DATASET RECORDS:
>> Begin

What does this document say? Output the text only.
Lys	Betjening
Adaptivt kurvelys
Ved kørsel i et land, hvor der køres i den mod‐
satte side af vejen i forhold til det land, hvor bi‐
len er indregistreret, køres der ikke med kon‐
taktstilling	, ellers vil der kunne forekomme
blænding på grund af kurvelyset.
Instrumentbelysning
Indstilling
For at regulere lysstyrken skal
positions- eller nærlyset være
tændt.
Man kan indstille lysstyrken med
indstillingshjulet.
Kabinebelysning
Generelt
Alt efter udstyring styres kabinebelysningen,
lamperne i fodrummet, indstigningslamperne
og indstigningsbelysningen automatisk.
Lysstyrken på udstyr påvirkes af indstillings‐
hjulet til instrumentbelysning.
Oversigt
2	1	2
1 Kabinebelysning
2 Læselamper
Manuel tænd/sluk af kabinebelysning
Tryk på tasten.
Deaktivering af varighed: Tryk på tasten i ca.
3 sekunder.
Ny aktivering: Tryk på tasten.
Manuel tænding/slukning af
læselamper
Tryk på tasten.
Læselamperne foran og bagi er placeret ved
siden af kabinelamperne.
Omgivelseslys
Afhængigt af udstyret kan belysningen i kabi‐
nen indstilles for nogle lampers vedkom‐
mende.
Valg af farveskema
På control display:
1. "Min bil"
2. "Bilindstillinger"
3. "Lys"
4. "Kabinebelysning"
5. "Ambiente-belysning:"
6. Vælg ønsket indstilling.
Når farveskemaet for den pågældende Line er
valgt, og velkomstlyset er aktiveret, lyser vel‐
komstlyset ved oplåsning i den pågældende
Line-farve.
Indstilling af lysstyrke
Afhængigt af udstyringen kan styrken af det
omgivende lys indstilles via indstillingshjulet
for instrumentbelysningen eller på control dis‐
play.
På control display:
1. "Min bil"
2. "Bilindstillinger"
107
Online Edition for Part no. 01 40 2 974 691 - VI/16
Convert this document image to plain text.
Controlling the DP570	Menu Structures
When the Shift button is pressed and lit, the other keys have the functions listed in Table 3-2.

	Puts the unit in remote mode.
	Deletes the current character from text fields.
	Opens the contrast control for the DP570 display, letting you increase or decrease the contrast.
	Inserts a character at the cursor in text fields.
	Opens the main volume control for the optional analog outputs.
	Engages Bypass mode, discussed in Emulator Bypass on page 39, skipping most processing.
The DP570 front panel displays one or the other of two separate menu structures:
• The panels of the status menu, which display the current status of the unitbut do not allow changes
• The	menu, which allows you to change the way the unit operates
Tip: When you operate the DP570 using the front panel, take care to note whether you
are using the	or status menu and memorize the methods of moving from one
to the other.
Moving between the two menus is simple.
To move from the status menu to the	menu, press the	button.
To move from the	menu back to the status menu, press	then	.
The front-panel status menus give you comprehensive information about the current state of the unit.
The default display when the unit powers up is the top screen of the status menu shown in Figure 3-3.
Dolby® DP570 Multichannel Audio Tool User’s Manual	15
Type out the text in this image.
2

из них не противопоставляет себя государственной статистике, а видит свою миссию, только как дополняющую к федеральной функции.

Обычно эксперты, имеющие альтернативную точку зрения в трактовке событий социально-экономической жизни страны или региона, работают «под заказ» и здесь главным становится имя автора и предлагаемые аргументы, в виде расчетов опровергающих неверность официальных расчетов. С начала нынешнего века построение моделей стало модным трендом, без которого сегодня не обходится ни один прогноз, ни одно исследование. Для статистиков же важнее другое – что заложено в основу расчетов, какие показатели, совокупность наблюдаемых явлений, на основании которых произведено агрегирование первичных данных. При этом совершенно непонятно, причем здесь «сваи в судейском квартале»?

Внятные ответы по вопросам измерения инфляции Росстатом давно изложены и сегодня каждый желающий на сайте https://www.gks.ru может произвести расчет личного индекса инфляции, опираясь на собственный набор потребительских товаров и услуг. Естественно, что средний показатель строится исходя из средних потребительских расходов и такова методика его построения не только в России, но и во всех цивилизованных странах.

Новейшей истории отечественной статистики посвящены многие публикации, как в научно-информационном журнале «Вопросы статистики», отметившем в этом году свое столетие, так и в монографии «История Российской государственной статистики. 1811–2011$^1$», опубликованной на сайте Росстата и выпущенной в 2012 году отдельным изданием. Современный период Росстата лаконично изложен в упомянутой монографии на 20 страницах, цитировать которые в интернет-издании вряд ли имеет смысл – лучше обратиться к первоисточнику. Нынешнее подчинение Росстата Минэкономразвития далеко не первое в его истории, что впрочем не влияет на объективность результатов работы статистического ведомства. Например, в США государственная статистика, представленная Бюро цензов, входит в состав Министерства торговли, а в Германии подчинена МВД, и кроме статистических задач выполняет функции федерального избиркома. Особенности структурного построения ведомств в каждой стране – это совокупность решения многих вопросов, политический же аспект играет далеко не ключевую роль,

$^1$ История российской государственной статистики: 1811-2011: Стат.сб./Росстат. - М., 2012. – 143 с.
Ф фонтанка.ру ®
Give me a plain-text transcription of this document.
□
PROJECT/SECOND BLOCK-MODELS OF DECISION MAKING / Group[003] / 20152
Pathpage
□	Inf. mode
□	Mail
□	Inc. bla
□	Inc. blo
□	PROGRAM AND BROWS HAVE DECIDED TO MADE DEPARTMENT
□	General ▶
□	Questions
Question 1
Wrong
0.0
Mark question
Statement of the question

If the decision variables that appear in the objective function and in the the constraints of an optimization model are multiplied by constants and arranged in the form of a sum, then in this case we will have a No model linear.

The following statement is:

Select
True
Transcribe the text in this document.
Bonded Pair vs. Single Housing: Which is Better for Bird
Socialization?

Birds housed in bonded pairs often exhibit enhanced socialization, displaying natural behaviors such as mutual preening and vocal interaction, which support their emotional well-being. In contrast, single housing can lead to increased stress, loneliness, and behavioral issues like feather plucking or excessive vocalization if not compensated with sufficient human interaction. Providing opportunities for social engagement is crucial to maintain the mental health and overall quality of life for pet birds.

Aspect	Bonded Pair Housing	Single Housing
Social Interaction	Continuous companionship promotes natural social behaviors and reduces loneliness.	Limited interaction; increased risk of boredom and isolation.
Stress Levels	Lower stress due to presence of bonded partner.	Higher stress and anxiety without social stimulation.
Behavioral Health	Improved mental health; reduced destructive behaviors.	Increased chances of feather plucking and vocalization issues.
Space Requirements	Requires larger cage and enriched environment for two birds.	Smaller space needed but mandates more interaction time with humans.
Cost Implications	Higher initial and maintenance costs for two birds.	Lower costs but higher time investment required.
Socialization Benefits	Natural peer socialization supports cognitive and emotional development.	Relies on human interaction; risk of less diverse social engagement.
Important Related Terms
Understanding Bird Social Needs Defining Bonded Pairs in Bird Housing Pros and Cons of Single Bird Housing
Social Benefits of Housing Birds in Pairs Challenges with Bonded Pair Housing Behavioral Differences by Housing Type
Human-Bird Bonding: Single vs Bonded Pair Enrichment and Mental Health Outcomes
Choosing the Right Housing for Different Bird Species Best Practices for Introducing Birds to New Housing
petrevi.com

>> End

GIVEN TASK: Using the data above, reproduce every line exactly.

THE RESULT:
What does this document say? Output the text only.
Lys	Betjening
Adaptivt kurvelys
Ved kørsel i et land, hvor der køres i den mod‐
satte side af vejen i forhold til det land, hvor bi‐
len er indregistreret, køres der ikke med kon‐
taktstilling	, ellers vil der kunne forekomme
blænding på grund af kurvelyset.
Instrumentbelysning
Indstilling
For at regulere lysstyrken skal
positions- eller nærlyset være
tændt.
Man kan indstille lysstyrken med
indstillingshjulet.
Kabinebelysning
Generelt
Alt efter udstyring styres kabinebelysningen,
lamperne i fodrummet, indstigningslamperne
og indstigningsbelysningen automatisk.
Lysstyrken på udstyr påvirkes af indstillings‐
hjulet til instrumentbelysning.
Oversigt
2	1	2
1 Kabinebelysning
2 Læselamper
Manuel tænd/sluk af kabinebelysning
Tryk på tasten.
Deaktivering af varighed: Tryk på tasten i ca.
3 sekunder.
Ny aktivering: Tryk på tasten.
Manuel tænding/slukning af
læselamper
Tryk på tasten.
Læselamperne foran og bagi er placeret ved
siden af kabinelamperne.
Omgivelseslys
Afhængigt af udstyret kan belysningen i kabi‐
nen indstilles for nogle lampers vedkom‐
mende.
Valg af farveskema
På control display:
1. "Min bil"
2. "Bilindstillinger"
3. "Lys"
4. "Kabinebelysning"
5. "Ambiente-belysning:"
6. Vælg ønsket indstilling.
Når farveskemaet for den pågældende Line er
valgt, og velkomstlyset er aktiveret, lyser vel‐
komstlyset ved oplåsning i den pågældende
Line-farve.
Indstilling af lysstyrke
Afhængigt af udstyringen kan styrken af det
omgivende lys indstilles via indstillingshjulet
for instrumentbelysningen eller på control dis‐
play.
På control display:
1. "Min bil"
2. "Bilindstillinger"
107
Online Edition for Part no. 01 40 2 974 691 - VI/16
Convert this document image to plain text.
Controlling the DP570	Menu Structures
When the Shift button is pressed and lit, the other keys have the functions listed in Table 3-2.

	Puts the unit in remote mode.
	Deletes the current character from text fields.
	Opens the contrast control for the DP570 display, letting you increase or decrease the contrast.
	Inserts a character at the cursor in text fields.
	Opens the main volume control for the optional analog outputs.
	Engages Bypass mode, discussed in Emulator Bypass on page 39, skipping most processing.
The DP570 front panel displays one or the other of two separate menu structures:
• The panels of the status menu, which display the current status of the unitbut do not allow changes
• The	menu, which allows you to change the way the unit operates
Tip: When you operate the DP570 using the front panel, take care to note whether you
are using the	or status menu and memorize the methods of moving from one
to the other.
Moving between the two menus is simple.
To move from the status menu to the	menu, press the	button.
To move from the	menu back to the status menu, press	then	.
The front-panel status menus give you comprehensive information about the current state of the unit.
The default display when the unit powers up is the top screen of the status menu shown in Figure 3-3.
Dolby® DP570 Multichannel Audio Tool User’s Manual	15
Type out the text in this image.
2

из них не противопоставляет себя государственной статистике, а видит свою миссию, только как дополняющую к федеральной функции.

Обычно эксперты, имеющие альтернативную точку зрения в трактовке событий социально-экономической жизни страны или региона, работают «под заказ» и здесь главным становится имя автора и предлагаемые аргументы, в виде расчетов опровергающих неверность официальных расчетов. С начала нынешнего века построение моделей стало модным трендом, без которого сегодня не обходится ни один прогноз, ни одно исследование. Для статистиков же важнее другое – что заложено в основу расчетов, какие показатели, совокупность наблюдаемых явлений, на основании которых произведено агрегирование первичных данных. При этом совершенно непонятно, причем здесь «сваи в судейском квартале»?

Внятные ответы по вопросам измерения инфляции Росстатом давно изложены и сегодня каждый желающий на сайте https://www.gks.ru может произвести расчет личного индекса инфляции, опираясь на собственный набор потребительских товаров и услуг. Естественно, что средний показатель строится исходя из средних потребительских расходов и такова методика его построения не только в России, но и во всех цивилизованных странах.

Новейшей истории отечественной статистики посвящены многие публикации, как в научно-информационном журнале «Вопросы статистики», отметившем в этом году свое столетие, так и в монографии «История Российской государственной статистики. 1811–2011$^1$», опубликованной на сайте Росстата и выпущенной в 2012 году отдельным изданием. Современный период Росстата лаконично изложен в упомянутой монографии на 20 страницах, цитировать которые в интернет-издании вряд ли имеет смысл – лучше обратиться к первоисточнику. Нынешнее подчинение Росстата Минэкономразвития далеко не первое в его истории, что впрочем не влияет на объективность результатов работы статистического ведомства. Например, в США государственная статистика, представленная Бюро цензов, входит в состав Министерства торговли, а в Германии подчинена МВД, и кроме статистических задач выполняет функции федерального избиркома. Особенности структурного построения ведомств в каждой стране – это совокупность решения многих вопросов, политический же аспект играет далеко не ключевую роль,

$^1$ История российской государственной статистики: 1811-2011: Стат.сб./Росстат. - М., 2012. – 143 с.
Ф фонтанка.ру ®
Give me a plain-text transcription of this document.
□
PROJECT/SECOND BLOCK-MODELS OF DECISION MAKING / Group[003] / 20152
Pathpage
□	Inf. mode
□	Mail
□	Inc. bla
□	Inc. blo
□	PROGRAM AND BROWS HAVE DECIDED TO MADE DEPARTMENT
□	General ▶
□	Questions
Question 1
Wrong
0.0
Mark question
Statement of the question

If the decision variables that appear in the objective function and in the the constraints of an optimization model are multiplied by constants and arranged in the form of a sum, then in this case we will have a No model linear.

The following statement is:

Select
True
Transcribe the text in this document.
Bonded Pair vs. Single Housing: Which is Better for Bird
Socialization?

Birds housed in bonded pairs often exhibit enhanced socialization, displaying natural behaviors such as mutual preening and vocal interaction, which support their emotional well-being. In contrast, single housing can lead to increased stress, loneliness, and behavioral issues like feather plucking or excessive vocalization if not compensated with sufficient human interaction. Providing opportunities for social engagement is crucial to maintain the mental health and overall quality of life for pet birds.

Aspect	Bonded Pair Housing	Single Housing
Social Interaction	Continuous companionship promotes natural social behaviors and reduces loneliness.	Limited interaction; increased risk of boredom and isolation.
Stress Levels	Lower stress due to presence of bonded partner.	Higher stress and anxiety without social stimulation.
Behavioral Health	Improved mental health; reduced destructive behaviors.	Increased chances of feather plucking and vocalization issues.
Space Requirements	Requires larger cage and enriched environment for two birds.	Smaller space needed but mandates more interaction time with humans.
Cost Implications	Higher initial and maintenance costs for two birds.	Lower costs but higher time investment required.
Socialization Benefits	Natural peer socialization supports cognitive and emotional development.	Relies on human interaction; risk of less diverse social engagement.
Important Related Terms
Understanding Bird Social Needs Defining Bonded Pairs in Bird Housing Pros and Cons of Single Bird Housing
Social Benefits of Housing Birds in Pairs Challenges with Bonded Pair Housing Behavioral Differences by Housing Type
Human-Bird Bonding: Single vs Bonded Pair Enrichment and Mental Health Outcomes
Choosing the Right Housing for Different Bird Species Best Practices for Introducing Birds to New Housing
petrevi.com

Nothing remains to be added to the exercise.